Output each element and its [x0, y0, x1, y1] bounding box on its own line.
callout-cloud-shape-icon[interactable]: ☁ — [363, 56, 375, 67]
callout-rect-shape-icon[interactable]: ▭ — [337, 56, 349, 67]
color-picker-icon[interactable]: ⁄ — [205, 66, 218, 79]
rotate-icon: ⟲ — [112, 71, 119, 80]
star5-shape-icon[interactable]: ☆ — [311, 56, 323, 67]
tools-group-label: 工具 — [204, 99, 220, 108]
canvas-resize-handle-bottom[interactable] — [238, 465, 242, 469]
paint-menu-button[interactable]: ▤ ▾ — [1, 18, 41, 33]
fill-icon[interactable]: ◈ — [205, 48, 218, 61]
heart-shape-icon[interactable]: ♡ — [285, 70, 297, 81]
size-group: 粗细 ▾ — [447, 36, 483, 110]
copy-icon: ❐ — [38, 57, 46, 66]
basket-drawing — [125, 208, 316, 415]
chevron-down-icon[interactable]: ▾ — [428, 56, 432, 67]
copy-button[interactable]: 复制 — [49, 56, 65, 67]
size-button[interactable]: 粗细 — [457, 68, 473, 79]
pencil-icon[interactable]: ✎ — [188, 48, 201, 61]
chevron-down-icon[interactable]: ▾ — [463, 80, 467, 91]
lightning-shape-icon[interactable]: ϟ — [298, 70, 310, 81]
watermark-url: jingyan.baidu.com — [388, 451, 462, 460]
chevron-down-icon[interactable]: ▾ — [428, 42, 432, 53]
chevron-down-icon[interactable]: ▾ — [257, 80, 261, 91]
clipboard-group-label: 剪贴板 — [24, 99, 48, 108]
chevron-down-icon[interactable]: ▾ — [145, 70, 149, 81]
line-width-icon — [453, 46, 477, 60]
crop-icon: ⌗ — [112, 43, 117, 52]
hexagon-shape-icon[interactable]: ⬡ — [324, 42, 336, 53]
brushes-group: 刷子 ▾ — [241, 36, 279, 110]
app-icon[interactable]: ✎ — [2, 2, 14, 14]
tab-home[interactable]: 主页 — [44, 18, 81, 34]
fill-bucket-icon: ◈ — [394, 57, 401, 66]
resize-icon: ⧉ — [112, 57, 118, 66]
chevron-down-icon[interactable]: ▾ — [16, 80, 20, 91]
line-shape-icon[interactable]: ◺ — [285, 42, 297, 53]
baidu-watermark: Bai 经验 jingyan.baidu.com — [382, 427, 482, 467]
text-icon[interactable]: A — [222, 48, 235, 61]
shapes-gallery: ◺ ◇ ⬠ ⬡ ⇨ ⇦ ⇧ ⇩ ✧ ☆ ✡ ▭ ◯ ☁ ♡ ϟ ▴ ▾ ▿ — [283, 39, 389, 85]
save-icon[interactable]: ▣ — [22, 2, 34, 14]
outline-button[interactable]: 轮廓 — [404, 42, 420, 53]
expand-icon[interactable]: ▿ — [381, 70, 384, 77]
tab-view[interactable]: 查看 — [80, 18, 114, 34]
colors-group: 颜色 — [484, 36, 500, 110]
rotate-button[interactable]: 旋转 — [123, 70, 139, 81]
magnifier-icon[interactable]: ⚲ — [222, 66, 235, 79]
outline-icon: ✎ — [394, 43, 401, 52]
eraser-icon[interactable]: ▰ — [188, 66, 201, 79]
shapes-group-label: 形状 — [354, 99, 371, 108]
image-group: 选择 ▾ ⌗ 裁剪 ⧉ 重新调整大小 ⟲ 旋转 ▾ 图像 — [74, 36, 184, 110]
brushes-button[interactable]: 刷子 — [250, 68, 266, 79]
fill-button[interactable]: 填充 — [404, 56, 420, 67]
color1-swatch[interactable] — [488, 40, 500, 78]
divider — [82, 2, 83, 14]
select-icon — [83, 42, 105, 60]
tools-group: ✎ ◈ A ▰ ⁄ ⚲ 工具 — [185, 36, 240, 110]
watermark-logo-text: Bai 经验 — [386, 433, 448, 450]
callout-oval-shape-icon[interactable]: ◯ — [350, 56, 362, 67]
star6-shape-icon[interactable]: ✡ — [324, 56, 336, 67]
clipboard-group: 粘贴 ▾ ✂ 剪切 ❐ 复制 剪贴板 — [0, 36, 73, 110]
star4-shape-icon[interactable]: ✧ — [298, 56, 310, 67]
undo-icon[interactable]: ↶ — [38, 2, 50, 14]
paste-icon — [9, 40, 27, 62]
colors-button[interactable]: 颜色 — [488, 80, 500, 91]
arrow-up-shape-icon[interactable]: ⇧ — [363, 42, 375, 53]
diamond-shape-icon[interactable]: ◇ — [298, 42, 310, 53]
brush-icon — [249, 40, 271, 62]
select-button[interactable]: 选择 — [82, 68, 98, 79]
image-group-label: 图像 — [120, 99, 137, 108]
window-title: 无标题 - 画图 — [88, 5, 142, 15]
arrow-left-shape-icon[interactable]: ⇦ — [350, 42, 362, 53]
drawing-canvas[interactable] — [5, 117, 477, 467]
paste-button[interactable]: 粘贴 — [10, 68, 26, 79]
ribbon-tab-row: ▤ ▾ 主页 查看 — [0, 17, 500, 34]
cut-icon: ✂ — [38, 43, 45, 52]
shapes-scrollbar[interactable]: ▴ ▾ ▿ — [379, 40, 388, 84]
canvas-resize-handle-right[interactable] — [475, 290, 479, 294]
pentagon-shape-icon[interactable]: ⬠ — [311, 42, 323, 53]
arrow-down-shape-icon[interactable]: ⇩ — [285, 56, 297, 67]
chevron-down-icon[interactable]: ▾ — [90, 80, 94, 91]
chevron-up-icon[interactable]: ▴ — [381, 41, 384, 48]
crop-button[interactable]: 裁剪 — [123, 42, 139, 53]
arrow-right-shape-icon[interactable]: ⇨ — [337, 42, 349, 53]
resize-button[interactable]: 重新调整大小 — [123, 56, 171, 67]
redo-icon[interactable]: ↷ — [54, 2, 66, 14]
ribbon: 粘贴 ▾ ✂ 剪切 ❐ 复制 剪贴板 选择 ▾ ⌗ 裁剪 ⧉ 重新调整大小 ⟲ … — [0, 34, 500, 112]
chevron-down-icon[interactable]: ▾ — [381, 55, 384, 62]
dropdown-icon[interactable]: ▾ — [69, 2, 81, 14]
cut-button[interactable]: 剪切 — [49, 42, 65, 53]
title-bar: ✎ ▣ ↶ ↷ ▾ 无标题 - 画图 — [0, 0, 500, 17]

- [EXERCISE BRIEF]:
In the lines above, substitute "caret-down-icon" for every occurrence of "chevron-down-icon" and rewrite the lines with everything else left as it is.

- [TASK OUTPUT]:
Output each element and its [x0, y0, x1, y1] bounding box on its own line.
callout-cloud-shape-icon[interactable]: ☁ — [363, 56, 375, 67]
callout-rect-shape-icon[interactable]: ▭ — [337, 56, 349, 67]
color-picker-icon[interactable]: ⁄ — [205, 66, 218, 79]
rotate-icon: ⟲ — [112, 71, 119, 80]
star5-shape-icon[interactable]: ☆ — [311, 56, 323, 67]
tools-group-label: 工具 — [204, 99, 220, 108]
canvas-resize-handle-bottom[interactable] — [238, 465, 242, 469]
paint-menu-button[interactable]: ▤ ▾ — [1, 18, 41, 33]
fill-icon[interactable]: ◈ — [205, 48, 218, 61]
heart-shape-icon[interactable]: ♡ — [285, 70, 297, 81]
size-group: 粗细 ▾ — [447, 36, 483, 110]
copy-icon: ❐ — [38, 57, 46, 66]
basket-drawing — [125, 208, 316, 415]
caret-down-icon[interactable]: ▾ — [428, 56, 432, 67]
copy-button[interactable]: 复制 — [49, 56, 65, 67]
size-button[interactable]: 粗细 — [457, 68, 473, 79]
pencil-icon[interactable]: ✎ — [188, 48, 201, 61]
caret-down-icon[interactable]: ▾ — [463, 80, 467, 91]
lightning-shape-icon[interactable]: ϟ — [298, 70, 310, 81]
watermark-url: jingyan.baidu.com — [388, 451, 462, 460]
caret-down-icon[interactable]: ▾ — [428, 42, 432, 53]
caret-down-icon[interactable]: ▾ — [257, 80, 261, 91]
clipboard-group-label: 剪贴板 — [24, 99, 48, 108]
caret-down-icon[interactable]: ▾ — [145, 70, 149, 81]
line-width-icon — [453, 46, 477, 60]
crop-icon: ⌗ — [112, 43, 117, 52]
hexagon-shape-icon[interactable]: ⬡ — [324, 42, 336, 53]
brushes-group: 刷子 ▾ — [241, 36, 279, 110]
app-icon[interactable]: ✎ — [2, 2, 14, 14]
tab-home[interactable]: 主页 — [44, 18, 81, 34]
fill-bucket-icon: ◈ — [394, 57, 401, 66]
resize-icon: ⧉ — [112, 57, 118, 66]
caret-down-icon[interactable]: ▾ — [16, 80, 20, 91]
line-shape-icon[interactable]: ◺ — [285, 42, 297, 53]
baidu-watermark: Bai 经验 jingyan.baidu.com — [382, 427, 482, 467]
text-icon[interactable]: A — [222, 48, 235, 61]
shapes-gallery: ◺ ◇ ⬠ ⬡ ⇨ ⇦ ⇧ ⇩ ✧ ☆ ✡ ▭ ◯ ☁ ♡ ϟ ▴ ▾ ▿ — [283, 39, 389, 85]
save-icon[interactable]: ▣ — [22, 2, 34, 14]
outline-button[interactable]: 轮廓 — [404, 42, 420, 53]
expand-icon[interactable]: ▿ — [381, 70, 384, 77]
tab-view[interactable]: 查看 — [80, 18, 114, 34]
colors-group: 颜色 — [484, 36, 500, 110]
rotate-button[interactable]: 旋转 — [123, 70, 139, 81]
magnifier-icon[interactable]: ⚲ — [222, 66, 235, 79]
outline-icon: ✎ — [394, 43, 401, 52]
eraser-icon[interactable]: ▰ — [188, 66, 201, 79]
shapes-group-label: 形状 — [354, 99, 371, 108]
image-group: 选择 ▾ ⌗ 裁剪 ⧉ 重新调整大小 ⟲ 旋转 ▾ 图像 — [74, 36, 184, 110]
brushes-button[interactable]: 刷子 — [250, 68, 266, 79]
fill-button[interactable]: 填充 — [404, 56, 420, 67]
color1-swatch[interactable] — [488, 40, 500, 78]
divider — [82, 2, 83, 14]
select-icon — [83, 42, 105, 60]
tools-group: ✎ ◈ A ▰ ⁄ ⚲ 工具 — [185, 36, 240, 110]
watermark-logo-text: Bai 经验 — [386, 433, 448, 450]
callout-oval-shape-icon[interactable]: ◯ — [350, 56, 362, 67]
star6-shape-icon[interactable]: ✡ — [324, 56, 336, 67]
clipboard-group: 粘贴 ▾ ✂ 剪切 ❐ 复制 剪贴板 — [0, 36, 73, 110]
star4-shape-icon[interactable]: ✧ — [298, 56, 310, 67]
undo-icon[interactable]: ↶ — [38, 2, 50, 14]
paste-icon — [9, 40, 27, 62]
colors-button[interactable]: 颜色 — [488, 80, 500, 91]
arrow-up-shape-icon[interactable]: ⇧ — [363, 42, 375, 53]
diamond-shape-icon[interactable]: ◇ — [298, 42, 310, 53]
brush-icon — [249, 40, 271, 62]
select-button[interactable]: 选择 — [82, 68, 98, 79]
image-group-label: 图像 — [120, 99, 137, 108]
window-title: 无标题 - 画图 — [88, 5, 142, 15]
arrow-left-shape-icon[interactable]: ⇦ — [350, 42, 362, 53]
drawing-canvas[interactable] — [5, 117, 477, 467]
paste-button[interactable]: 粘贴 — [10, 68, 26, 79]
ribbon-tab-row: ▤ ▾ 主页 查看 — [0, 17, 500, 34]
cut-icon: ✂ — [38, 43, 45, 52]
shapes-scrollbar[interactable]: ▴ ▾ ▿ — [379, 40, 388, 84]
canvas-resize-handle-right[interactable] — [475, 290, 479, 294]
pentagon-shape-icon[interactable]: ⬠ — [311, 42, 323, 53]
arrow-down-shape-icon[interactable]: ⇩ — [285, 56, 297, 67]
caret-down-icon[interactable]: ▾ — [90, 80, 94, 91]
chevron-up-icon[interactable]: ▴ — [381, 41, 384, 48]
crop-button[interactable]: 裁剪 — [123, 42, 139, 53]
arrow-right-shape-icon[interactable]: ⇨ — [337, 42, 349, 53]
resize-button[interactable]: 重新调整大小 — [123, 56, 171, 67]
redo-icon[interactable]: ↷ — [54, 2, 66, 14]
ribbon: 粘贴 ▾ ✂ 剪切 ❐ 复制 剪贴板 选择 ▾ ⌗ 裁剪 ⧉ 重新调整大小 ⟲ … — [0, 34, 500, 112]
caret-down-icon[interactable]: ▾ — [381, 55, 384, 62]
dropdown-icon[interactable]: ▾ — [69, 2, 81, 14]
cut-button[interactable]: 剪切 — [49, 42, 65, 53]
title-bar: ✎ ▣ ↶ ↷ ▾ 无标题 - 画图 — [0, 0, 500, 17]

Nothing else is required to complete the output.